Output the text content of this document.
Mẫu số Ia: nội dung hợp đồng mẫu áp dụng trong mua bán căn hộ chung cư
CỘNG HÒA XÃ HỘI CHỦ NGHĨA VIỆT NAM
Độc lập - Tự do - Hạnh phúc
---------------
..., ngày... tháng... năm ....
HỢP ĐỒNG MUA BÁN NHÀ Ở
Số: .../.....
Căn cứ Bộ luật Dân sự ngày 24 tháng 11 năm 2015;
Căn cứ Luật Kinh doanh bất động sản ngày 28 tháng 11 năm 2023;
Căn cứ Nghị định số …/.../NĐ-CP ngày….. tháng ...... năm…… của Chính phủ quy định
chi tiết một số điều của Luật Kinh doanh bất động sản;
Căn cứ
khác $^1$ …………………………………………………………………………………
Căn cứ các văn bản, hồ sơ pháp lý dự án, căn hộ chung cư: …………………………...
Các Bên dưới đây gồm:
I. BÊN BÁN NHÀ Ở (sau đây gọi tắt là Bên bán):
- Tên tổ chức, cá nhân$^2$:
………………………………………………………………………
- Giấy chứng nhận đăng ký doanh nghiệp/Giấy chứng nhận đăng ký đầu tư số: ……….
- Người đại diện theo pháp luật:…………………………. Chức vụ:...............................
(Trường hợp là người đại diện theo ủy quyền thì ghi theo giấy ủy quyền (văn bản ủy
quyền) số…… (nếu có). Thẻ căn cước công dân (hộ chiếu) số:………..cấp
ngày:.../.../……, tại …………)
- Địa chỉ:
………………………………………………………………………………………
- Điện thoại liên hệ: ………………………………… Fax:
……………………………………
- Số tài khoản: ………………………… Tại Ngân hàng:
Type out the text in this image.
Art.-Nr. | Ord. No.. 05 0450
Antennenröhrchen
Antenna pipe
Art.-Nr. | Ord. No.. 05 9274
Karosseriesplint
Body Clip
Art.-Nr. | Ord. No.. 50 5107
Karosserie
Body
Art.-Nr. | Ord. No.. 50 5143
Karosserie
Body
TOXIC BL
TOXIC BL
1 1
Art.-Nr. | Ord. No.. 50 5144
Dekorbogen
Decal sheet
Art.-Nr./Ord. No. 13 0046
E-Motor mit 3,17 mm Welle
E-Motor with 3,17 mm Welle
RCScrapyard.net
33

____________________

REQUEST.
Exact copies of all the records are required.

RESPONSE FOR THIS EXERCISE.
Output the text content of this document.
Mẫu số Ia: nội dung hợp đồng mẫu áp dụng trong mua bán căn hộ chung cư
CỘNG HÒA XÃ HỘI CHỦ NGHĨA VIỆT NAM
Độc lập - Tự do - Hạnh phúc
---------------
..., ngày... tháng... năm ....
HỢP ĐỒNG MUA BÁN NHÀ Ở
Số: .../.....
Căn cứ Bộ luật Dân sự ngày 24 tháng 11 năm 2015;
Căn cứ Luật Kinh doanh bất động sản ngày 28 tháng 11 năm 2023;
Căn cứ Nghị định số …/.../NĐ-CP ngày….. tháng ...... năm…… của Chính phủ quy định
chi tiết một số điều của Luật Kinh doanh bất động sản;
Căn cứ
khác $^1$ …………………………………………………………………………………
Căn cứ các văn bản, hồ sơ pháp lý dự án, căn hộ chung cư: …………………………...
Các Bên dưới đây gồm:
I. BÊN BÁN NHÀ Ở (sau đây gọi tắt là Bên bán):
- Tên tổ chức, cá nhân$^2$:
………………………………………………………………………
- Giấy chứng nhận đăng ký doanh nghiệp/Giấy chứng nhận đăng ký đầu tư số: ……….
- Người đại diện theo pháp luật:…………………………. Chức vụ:...............................
(Trường hợp là người đại diện theo ủy quyền thì ghi theo giấy ủy quyền (văn bản ủy
quyền) số…… (nếu có). Thẻ căn cước công dân (hộ chiếu) số:………..cấp
ngày:.../.../……, tại …………)
- Địa chỉ:
………………………………………………………………………………………
- Điện thoại liên hệ: ………………………………… Fax:
……………………………………
- Số tài khoản: ………………………… Tại Ngân hàng:
Type out the text in this image.
Art.-Nr. | Ord. No.. 05 0450
Antennenröhrchen
Antenna pipe
Art.-Nr. | Ord. No.. 05 9274
Karosseriesplint
Body Clip
Art.-Nr. | Ord. No.. 50 5107
Karosserie
Body
Art.-Nr. | Ord. No.. 50 5143
Karosserie
Body
TOXIC BL
TOXIC BL
1 1
Art.-Nr. | Ord. No.. 50 5144
Dekorbogen
Decal sheet
Art.-Nr./Ord. No. 13 0046
E-Motor mit 3,17 mm Welle
E-Motor with 3,17 mm Welle
RCScrapyard.net
33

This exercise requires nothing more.